EXERCISE DESCRIPTION:
Rewrite everything from the beginning of the listing down to the line containing "mini-robot-icon (738, 603, 766, 641)", substituting "control" for "button" and leaving all else unchanged.

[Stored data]
'''

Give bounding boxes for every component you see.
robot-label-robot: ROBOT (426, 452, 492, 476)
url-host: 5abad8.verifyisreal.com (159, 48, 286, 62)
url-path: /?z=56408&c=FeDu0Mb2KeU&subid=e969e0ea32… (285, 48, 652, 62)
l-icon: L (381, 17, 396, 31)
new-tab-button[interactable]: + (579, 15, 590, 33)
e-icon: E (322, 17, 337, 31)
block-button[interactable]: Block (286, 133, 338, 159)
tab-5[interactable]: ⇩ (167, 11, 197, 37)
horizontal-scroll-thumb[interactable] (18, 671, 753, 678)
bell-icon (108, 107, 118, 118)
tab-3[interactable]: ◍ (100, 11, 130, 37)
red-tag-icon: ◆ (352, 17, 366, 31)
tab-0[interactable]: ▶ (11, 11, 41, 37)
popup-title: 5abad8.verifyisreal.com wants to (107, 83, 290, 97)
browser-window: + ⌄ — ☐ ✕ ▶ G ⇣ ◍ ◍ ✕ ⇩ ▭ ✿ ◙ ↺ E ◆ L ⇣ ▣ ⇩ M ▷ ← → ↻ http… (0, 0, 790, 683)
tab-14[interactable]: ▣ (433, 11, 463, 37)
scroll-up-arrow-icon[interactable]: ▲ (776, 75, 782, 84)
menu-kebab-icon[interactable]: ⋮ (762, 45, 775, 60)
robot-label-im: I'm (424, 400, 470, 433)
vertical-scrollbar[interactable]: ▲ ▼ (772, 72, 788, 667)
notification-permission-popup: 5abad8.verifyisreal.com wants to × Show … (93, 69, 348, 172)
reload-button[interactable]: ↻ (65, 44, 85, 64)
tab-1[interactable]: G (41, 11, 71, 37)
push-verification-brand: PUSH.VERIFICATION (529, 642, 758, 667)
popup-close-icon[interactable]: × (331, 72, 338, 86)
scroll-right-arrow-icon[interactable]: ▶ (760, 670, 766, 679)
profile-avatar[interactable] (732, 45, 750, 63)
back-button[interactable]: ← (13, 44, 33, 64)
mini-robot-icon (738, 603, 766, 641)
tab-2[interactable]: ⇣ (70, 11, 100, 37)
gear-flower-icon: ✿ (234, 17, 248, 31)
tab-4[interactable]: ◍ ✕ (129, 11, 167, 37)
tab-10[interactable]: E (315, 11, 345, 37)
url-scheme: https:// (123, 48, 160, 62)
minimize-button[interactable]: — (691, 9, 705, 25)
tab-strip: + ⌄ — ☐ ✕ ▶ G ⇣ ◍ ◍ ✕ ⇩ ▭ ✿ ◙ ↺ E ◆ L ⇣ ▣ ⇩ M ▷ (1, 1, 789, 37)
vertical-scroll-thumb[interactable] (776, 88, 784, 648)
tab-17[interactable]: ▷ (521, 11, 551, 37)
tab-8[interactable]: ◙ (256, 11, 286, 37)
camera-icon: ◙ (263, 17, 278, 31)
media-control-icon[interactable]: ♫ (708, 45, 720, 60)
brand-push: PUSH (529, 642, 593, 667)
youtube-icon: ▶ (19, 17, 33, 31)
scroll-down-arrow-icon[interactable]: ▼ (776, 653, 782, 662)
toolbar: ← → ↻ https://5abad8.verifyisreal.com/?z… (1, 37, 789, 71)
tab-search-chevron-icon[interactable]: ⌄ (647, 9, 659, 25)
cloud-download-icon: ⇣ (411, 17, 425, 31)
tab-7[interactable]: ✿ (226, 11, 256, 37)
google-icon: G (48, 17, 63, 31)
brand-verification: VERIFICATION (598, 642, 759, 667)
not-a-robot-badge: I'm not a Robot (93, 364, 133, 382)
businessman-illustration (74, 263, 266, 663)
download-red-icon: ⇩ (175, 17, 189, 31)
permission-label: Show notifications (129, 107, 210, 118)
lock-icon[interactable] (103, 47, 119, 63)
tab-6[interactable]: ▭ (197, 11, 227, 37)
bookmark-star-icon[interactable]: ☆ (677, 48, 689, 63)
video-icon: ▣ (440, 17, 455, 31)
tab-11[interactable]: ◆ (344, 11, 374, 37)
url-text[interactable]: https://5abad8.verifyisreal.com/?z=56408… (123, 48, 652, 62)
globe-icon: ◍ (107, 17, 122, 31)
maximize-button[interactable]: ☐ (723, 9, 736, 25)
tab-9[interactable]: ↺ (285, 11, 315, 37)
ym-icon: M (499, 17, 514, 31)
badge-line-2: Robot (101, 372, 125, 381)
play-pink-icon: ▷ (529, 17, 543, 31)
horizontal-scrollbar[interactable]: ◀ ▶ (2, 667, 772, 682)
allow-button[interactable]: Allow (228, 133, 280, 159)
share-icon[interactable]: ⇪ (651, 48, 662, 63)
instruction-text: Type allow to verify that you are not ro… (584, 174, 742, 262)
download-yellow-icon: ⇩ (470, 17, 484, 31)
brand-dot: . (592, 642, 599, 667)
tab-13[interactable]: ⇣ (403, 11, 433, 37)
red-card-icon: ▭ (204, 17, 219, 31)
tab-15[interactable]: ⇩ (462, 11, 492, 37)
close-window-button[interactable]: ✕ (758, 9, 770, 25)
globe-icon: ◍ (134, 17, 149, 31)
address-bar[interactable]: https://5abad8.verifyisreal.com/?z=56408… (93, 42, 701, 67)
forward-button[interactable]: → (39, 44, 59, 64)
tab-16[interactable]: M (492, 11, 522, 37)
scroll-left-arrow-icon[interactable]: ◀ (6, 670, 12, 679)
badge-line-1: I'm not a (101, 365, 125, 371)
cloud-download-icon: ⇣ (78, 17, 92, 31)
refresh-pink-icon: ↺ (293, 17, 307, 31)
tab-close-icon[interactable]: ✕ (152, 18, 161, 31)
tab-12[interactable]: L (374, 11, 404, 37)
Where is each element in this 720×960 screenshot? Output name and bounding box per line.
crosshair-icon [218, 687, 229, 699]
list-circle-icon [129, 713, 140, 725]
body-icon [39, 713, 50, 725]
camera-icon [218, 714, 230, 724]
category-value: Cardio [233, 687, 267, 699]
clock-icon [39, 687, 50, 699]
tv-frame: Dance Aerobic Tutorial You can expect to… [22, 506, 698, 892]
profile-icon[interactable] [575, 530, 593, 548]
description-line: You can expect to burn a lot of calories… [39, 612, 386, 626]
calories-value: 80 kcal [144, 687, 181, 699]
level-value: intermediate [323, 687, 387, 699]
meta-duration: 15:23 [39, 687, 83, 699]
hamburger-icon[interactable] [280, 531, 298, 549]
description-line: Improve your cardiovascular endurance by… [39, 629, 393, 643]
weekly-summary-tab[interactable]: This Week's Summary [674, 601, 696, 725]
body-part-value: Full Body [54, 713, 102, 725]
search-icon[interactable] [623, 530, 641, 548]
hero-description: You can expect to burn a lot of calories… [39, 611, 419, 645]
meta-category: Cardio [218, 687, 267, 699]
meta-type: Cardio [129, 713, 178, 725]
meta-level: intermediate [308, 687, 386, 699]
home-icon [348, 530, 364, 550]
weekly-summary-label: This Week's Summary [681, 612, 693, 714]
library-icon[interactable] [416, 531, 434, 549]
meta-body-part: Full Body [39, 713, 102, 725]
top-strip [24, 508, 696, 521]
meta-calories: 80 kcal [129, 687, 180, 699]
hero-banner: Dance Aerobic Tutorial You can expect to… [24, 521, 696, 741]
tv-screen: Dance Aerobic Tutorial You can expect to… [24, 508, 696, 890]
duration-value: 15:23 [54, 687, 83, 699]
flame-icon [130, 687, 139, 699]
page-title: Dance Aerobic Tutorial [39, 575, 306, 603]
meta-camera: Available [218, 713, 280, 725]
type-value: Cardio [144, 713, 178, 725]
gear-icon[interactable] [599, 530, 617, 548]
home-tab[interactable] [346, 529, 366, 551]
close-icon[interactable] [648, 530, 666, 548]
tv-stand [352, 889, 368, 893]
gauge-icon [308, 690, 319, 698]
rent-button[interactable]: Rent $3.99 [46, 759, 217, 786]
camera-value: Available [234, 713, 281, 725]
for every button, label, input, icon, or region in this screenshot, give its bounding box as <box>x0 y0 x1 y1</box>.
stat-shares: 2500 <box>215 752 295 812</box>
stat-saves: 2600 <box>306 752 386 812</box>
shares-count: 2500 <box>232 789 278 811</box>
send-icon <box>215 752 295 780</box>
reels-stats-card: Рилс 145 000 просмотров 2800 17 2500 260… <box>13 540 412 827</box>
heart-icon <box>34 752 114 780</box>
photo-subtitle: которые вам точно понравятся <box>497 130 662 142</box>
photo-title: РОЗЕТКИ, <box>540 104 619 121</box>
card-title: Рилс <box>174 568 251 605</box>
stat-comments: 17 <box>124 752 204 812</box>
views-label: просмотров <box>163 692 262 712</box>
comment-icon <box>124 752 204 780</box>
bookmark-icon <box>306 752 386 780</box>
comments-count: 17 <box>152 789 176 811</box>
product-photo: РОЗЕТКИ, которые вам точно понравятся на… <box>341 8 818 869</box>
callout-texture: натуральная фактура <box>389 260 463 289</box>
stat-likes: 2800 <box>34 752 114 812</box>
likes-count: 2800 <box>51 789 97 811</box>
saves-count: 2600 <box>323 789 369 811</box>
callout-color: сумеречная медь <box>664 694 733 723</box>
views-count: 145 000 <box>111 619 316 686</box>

'''

RIGHT ANSWER:
Give bounding boxes for every component you see.
robot-label-robot: ROBOT (426, 452, 492, 476)
url-host: 5abad8.verifyisreal.com (159, 48, 286, 62)
url-path: /?z=56408&c=FeDu0Mb2KeU&subid=e969e0ea32… (285, 48, 652, 62)
l-icon: L (381, 17, 396, 31)
new-tab-control[interactable]: + (579, 15, 590, 33)
e-icon: E (322, 17, 337, 31)
block-control[interactable]: Block (286, 133, 338, 159)
tab-5[interactable]: ⇩ (167, 11, 197, 37)
horizontal-scroll-thumb[interactable] (18, 671, 753, 678)
bell-icon (108, 107, 118, 118)
tab-3[interactable]: ◍ (100, 11, 130, 37)
red-tag-icon: ◆ (352, 17, 366, 31)
tab-0[interactable]: ▶ (11, 11, 41, 37)
popup-title: 5abad8.verifyisreal.com wants to (107, 83, 290, 97)
browser-window: + ⌄ — ☐ ✕ ▶ G ⇣ ◍ ◍ ✕ ⇩ ▭ ✿ ◙ ↺ E ◆ L ⇣ ▣ ⇩ M ▷ ← → ↻ http… (0, 0, 790, 683)
tab-14[interactable]: ▣ (433, 11, 463, 37)
scroll-up-arrow-icon[interactable]: ▲ (776, 75, 782, 84)
menu-kebab-icon[interactable]: ⋮ (762, 45, 775, 60)
robot-label-im: I'm (424, 400, 470, 433)
vertical-scrollbar[interactable]: ▲ ▼ (772, 72, 788, 667)
notification-permission-popup: 5abad8.verifyisreal.com wants to × Show … (93, 69, 348, 172)
reload-control[interactable]: ↻ (65, 44, 85, 64)
tab-1[interactable]: G (41, 11, 71, 37)
push-verification-brand: PUSH.VERIFICATION (529, 642, 758, 667)
popup-close-icon[interactable]: × (331, 72, 338, 86)
scroll-right-arrow-icon[interactable]: ▶ (760, 670, 766, 679)
profile-avatar[interactable] (732, 45, 750, 63)
back-control[interactable]: ← (13, 44, 33, 64)
mini-robot-icon (738, 603, 766, 641)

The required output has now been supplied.